-- begin Provided data --

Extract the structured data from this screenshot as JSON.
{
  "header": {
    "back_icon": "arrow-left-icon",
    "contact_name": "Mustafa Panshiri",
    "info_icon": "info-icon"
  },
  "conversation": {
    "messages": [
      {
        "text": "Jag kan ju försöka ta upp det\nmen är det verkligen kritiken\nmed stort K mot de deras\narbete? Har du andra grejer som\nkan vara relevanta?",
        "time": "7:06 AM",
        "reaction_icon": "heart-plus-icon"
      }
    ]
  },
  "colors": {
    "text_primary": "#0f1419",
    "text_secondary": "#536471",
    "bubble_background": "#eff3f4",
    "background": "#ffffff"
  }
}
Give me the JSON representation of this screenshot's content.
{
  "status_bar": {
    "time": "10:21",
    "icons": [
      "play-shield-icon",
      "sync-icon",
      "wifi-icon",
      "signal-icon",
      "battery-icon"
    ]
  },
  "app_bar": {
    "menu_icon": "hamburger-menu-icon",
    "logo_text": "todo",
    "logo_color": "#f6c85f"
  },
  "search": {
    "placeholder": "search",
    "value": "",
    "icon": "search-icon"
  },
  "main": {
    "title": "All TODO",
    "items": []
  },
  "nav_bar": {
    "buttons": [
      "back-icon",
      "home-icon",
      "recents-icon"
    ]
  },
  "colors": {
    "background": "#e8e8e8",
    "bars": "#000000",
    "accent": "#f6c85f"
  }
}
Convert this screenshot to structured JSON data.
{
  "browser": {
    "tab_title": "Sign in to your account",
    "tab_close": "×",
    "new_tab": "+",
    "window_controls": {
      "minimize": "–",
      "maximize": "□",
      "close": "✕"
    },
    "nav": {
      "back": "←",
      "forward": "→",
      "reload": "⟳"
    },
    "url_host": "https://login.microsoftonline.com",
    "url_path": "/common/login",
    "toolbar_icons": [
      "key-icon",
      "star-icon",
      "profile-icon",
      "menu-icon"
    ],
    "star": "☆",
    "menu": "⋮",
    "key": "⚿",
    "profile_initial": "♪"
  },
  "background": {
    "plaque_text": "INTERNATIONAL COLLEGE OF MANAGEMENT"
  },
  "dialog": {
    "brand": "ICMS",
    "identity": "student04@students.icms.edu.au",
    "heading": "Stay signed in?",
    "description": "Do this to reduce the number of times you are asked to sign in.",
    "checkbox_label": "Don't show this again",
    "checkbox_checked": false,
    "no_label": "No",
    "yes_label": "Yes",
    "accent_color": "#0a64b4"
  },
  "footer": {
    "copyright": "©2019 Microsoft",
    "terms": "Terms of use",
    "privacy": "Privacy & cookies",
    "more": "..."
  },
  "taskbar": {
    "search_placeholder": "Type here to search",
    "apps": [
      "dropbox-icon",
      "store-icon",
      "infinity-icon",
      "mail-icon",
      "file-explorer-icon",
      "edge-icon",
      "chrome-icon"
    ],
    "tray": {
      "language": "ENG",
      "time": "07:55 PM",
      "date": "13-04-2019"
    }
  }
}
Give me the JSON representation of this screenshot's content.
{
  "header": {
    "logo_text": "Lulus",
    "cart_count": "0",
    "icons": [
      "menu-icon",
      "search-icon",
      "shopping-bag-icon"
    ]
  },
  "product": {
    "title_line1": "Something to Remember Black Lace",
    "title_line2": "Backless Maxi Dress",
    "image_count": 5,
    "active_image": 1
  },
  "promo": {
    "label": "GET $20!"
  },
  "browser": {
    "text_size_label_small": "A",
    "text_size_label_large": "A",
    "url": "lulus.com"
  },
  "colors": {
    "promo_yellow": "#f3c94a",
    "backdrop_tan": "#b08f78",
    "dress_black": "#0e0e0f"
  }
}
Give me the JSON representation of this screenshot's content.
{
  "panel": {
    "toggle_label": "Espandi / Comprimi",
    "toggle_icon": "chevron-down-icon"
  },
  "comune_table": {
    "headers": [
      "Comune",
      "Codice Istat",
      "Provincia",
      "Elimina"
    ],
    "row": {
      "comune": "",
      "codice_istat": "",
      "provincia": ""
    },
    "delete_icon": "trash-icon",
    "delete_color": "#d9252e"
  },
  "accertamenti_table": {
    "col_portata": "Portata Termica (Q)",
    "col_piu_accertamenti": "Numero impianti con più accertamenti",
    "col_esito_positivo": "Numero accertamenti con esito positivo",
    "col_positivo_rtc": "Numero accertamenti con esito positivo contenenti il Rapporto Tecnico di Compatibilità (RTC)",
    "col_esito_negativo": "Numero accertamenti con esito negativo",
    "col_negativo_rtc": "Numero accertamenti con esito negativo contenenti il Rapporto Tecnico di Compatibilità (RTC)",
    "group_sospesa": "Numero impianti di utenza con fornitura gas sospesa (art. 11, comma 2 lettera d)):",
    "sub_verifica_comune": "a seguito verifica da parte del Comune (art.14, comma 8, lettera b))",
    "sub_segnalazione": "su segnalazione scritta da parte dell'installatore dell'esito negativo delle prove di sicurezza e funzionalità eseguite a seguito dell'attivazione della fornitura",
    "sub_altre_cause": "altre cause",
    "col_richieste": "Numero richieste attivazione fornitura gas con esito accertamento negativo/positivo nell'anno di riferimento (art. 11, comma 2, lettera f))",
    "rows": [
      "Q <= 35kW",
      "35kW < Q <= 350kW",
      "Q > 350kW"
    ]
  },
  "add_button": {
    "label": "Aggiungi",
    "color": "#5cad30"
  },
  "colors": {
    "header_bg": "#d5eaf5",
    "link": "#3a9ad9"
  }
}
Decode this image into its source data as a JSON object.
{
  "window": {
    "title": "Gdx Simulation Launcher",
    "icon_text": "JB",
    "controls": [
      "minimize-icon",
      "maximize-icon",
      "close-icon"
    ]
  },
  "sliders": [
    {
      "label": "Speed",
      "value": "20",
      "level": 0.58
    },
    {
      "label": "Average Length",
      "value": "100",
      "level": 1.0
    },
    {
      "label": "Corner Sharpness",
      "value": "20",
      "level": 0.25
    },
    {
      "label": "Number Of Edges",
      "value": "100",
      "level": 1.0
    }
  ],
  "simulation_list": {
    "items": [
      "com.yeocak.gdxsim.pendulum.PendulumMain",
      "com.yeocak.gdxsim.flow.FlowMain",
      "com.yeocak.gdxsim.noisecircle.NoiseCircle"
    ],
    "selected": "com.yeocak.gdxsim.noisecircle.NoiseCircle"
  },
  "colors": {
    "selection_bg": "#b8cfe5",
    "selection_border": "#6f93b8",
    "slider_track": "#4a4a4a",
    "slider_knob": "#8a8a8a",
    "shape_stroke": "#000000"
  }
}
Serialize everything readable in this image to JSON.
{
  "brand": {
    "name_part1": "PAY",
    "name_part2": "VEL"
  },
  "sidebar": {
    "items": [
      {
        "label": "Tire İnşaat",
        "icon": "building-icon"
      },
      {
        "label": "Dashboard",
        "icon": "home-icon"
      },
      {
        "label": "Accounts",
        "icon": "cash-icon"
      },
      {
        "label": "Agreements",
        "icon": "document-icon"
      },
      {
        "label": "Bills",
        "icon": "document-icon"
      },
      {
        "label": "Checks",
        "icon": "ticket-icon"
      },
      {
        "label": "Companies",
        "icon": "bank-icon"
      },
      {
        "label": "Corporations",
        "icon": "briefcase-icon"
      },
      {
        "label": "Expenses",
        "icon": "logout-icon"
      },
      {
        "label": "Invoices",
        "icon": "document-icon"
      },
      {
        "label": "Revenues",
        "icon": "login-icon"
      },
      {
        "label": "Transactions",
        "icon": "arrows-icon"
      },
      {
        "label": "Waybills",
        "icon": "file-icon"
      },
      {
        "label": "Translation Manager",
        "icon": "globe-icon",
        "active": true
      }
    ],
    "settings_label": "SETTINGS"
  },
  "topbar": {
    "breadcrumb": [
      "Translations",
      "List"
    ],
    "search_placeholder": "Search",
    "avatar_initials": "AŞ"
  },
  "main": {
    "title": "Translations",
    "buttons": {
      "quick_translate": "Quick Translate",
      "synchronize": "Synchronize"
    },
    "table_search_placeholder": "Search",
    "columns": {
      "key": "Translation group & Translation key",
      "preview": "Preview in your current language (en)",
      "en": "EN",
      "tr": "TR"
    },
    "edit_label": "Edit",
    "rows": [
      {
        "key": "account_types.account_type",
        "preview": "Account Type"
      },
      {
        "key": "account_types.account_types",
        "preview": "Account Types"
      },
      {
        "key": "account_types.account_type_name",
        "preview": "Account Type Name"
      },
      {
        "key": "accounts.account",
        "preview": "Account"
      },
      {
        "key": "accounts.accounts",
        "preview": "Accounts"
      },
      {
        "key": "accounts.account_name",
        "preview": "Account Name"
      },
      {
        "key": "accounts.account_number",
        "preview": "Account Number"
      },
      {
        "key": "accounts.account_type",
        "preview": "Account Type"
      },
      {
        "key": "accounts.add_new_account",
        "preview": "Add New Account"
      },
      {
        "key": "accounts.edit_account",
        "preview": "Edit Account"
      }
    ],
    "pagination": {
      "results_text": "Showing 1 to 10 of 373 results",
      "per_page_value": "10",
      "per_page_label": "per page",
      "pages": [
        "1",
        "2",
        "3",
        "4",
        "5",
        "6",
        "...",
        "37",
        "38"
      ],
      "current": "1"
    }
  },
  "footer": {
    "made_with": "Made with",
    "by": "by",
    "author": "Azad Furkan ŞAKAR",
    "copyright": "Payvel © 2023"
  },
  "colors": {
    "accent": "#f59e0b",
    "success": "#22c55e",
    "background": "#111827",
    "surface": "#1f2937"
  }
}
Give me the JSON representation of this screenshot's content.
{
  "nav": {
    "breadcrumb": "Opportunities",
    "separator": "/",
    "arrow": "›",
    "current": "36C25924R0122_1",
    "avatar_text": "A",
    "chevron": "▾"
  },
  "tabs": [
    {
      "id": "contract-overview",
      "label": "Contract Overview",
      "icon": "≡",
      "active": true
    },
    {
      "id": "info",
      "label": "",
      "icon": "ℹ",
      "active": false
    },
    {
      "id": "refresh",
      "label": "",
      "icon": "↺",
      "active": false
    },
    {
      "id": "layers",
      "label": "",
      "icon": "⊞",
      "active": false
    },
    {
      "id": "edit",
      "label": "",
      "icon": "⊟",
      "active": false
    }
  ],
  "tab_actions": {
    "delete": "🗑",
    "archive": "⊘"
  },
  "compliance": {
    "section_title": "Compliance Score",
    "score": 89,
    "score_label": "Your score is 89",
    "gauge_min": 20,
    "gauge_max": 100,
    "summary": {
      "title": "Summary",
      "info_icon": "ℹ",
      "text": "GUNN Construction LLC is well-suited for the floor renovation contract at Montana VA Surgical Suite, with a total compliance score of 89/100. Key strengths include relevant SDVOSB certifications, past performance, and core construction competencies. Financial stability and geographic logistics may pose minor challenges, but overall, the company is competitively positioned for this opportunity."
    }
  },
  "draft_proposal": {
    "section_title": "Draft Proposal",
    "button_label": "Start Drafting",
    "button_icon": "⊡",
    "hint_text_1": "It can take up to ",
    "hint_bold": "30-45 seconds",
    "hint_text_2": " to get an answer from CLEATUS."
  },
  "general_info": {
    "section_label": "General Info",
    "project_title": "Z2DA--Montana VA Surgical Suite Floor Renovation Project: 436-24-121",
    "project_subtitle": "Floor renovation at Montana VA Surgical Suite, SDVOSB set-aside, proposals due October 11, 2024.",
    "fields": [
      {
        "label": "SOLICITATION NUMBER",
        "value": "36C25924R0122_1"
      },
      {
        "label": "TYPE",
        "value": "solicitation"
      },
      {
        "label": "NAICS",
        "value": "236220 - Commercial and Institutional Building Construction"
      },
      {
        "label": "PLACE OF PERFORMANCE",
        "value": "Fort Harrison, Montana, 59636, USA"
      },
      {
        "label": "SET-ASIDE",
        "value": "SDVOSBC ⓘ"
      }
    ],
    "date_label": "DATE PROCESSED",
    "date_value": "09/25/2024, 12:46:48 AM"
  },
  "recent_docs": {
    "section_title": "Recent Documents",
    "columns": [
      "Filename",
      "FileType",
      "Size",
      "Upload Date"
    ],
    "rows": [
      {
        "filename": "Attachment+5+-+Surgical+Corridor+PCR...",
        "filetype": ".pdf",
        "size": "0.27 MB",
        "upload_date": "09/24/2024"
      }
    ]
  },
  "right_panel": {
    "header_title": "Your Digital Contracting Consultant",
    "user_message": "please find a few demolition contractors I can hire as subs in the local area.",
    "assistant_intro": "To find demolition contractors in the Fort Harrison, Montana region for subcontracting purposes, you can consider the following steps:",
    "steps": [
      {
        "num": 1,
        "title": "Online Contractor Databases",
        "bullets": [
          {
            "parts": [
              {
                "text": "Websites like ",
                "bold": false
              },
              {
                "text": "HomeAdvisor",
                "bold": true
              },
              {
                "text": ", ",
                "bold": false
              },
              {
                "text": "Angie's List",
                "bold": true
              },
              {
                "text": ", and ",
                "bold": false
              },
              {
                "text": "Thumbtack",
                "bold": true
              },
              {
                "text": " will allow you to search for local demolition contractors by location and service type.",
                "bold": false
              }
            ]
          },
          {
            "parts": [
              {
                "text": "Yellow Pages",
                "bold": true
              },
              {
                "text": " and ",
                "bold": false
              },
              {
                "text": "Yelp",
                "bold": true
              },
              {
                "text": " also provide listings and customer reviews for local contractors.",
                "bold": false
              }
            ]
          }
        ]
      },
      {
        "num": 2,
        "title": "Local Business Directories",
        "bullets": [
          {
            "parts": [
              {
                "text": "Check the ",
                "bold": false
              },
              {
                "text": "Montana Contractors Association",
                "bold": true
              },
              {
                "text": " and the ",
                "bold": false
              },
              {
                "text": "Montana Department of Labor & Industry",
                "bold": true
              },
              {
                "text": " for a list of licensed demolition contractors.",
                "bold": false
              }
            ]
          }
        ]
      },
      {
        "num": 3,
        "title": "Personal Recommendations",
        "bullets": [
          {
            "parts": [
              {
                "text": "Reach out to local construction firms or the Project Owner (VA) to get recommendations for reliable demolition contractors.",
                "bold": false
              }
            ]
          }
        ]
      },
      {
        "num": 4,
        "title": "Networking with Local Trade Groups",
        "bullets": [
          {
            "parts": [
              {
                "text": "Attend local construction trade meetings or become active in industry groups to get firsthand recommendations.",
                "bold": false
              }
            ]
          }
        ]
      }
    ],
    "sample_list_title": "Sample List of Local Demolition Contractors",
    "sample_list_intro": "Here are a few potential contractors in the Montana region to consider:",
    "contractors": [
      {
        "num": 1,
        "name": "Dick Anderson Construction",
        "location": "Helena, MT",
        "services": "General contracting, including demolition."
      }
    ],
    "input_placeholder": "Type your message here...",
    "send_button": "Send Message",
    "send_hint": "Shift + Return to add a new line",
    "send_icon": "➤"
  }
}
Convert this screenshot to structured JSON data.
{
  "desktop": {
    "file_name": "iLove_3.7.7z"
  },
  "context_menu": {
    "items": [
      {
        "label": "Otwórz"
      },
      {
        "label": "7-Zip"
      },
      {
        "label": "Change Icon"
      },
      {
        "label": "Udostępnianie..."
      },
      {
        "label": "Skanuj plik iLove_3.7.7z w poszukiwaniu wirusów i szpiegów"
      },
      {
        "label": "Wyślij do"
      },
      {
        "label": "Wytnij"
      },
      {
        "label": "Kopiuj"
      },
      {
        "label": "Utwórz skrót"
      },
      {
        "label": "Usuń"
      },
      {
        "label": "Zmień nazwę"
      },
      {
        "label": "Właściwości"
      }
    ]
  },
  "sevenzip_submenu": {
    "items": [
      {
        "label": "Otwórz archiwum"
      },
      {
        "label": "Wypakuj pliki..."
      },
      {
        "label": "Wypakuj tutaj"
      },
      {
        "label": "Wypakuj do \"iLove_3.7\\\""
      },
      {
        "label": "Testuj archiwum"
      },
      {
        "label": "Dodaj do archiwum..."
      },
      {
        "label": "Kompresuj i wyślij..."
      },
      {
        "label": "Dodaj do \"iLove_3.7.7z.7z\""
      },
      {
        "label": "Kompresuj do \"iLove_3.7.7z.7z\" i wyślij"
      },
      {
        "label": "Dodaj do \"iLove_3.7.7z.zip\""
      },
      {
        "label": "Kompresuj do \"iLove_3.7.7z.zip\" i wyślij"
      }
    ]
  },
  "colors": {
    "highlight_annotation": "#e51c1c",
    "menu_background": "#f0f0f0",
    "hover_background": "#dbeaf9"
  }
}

-- end Provided data --

* [Goal of the exercise]
Show each line of the listing that holds the string "contenenti".

* [The output]
    "col_positivo_rtc": "Numero accertamenti con esito positivo contenenti il Rapporto Tecnico di Compatibilità (RTC)",
    "col_negativo_rtc": "Numero accertamenti con esito negativo contenenti il Rapporto Tecnico di Compatibilità (RTC)",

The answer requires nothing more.